| SET EXERCISE |
How many lines of the data below contain the string "area"? Reply with the number alone.
##### INFORMATION SHOWN #####
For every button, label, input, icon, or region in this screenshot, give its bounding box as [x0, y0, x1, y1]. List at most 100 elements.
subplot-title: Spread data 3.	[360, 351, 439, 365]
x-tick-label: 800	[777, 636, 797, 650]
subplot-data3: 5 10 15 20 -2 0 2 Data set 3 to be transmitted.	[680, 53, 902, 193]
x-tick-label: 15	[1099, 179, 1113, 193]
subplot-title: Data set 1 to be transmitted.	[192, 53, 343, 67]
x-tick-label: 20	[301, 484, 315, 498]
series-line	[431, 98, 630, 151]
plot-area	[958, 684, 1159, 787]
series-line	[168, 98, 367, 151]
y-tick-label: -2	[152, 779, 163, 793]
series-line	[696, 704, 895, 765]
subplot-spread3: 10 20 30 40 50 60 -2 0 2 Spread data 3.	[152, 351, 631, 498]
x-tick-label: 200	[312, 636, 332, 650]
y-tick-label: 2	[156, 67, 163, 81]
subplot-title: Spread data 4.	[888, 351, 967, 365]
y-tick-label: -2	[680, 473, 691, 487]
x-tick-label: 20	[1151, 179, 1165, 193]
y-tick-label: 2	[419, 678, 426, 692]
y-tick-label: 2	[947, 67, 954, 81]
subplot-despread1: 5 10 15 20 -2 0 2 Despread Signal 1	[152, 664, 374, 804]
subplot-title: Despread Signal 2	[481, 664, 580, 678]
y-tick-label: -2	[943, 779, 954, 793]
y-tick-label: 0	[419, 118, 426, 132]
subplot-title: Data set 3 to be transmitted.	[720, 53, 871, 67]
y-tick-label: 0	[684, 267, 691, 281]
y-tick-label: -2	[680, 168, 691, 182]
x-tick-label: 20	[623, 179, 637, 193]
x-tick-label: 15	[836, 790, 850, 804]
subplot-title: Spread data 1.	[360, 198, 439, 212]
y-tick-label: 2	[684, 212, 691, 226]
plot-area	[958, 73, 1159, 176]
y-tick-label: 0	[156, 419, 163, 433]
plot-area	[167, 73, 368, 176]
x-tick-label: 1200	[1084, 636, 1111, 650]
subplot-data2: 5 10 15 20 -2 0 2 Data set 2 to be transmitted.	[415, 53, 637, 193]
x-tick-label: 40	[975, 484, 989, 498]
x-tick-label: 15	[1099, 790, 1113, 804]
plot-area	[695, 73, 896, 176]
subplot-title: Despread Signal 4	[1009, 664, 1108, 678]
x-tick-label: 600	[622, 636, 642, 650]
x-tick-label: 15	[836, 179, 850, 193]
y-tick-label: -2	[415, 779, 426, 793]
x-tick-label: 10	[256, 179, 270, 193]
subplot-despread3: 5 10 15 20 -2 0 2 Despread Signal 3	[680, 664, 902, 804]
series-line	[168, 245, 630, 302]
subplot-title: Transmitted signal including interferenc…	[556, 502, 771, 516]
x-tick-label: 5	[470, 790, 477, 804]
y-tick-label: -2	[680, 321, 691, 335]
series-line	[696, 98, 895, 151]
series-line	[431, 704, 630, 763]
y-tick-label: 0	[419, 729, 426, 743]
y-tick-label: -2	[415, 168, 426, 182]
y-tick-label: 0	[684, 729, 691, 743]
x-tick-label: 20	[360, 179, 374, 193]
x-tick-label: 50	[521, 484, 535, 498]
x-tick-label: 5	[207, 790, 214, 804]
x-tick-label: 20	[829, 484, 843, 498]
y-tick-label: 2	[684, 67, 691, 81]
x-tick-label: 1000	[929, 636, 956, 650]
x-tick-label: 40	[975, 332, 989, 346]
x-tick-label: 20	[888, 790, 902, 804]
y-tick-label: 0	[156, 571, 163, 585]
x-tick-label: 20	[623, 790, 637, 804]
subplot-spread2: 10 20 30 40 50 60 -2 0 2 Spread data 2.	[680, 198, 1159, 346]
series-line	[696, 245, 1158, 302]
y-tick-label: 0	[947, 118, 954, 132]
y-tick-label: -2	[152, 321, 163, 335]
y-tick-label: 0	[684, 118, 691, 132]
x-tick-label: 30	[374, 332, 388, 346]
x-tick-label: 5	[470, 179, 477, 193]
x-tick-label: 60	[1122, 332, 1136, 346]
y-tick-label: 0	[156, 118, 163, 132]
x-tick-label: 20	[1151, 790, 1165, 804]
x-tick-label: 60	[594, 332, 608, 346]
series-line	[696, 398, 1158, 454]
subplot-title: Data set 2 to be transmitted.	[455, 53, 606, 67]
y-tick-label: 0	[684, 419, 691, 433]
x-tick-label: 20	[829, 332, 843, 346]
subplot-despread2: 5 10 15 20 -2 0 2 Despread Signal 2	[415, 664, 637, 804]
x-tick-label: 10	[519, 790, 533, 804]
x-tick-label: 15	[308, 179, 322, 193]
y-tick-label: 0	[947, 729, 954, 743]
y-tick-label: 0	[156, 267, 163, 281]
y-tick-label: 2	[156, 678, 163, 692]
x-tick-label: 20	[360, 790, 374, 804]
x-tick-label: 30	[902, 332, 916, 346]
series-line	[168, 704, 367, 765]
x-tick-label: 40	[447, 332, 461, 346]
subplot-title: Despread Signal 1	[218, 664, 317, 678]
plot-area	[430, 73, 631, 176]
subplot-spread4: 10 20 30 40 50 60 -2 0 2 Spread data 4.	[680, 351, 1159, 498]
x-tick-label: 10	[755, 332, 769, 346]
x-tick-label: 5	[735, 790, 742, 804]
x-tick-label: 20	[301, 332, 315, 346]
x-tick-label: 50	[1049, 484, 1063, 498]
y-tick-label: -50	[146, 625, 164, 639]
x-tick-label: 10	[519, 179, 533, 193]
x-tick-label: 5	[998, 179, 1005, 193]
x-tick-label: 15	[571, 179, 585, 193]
#####
| ANSWER TO THIS PROBLEM |
5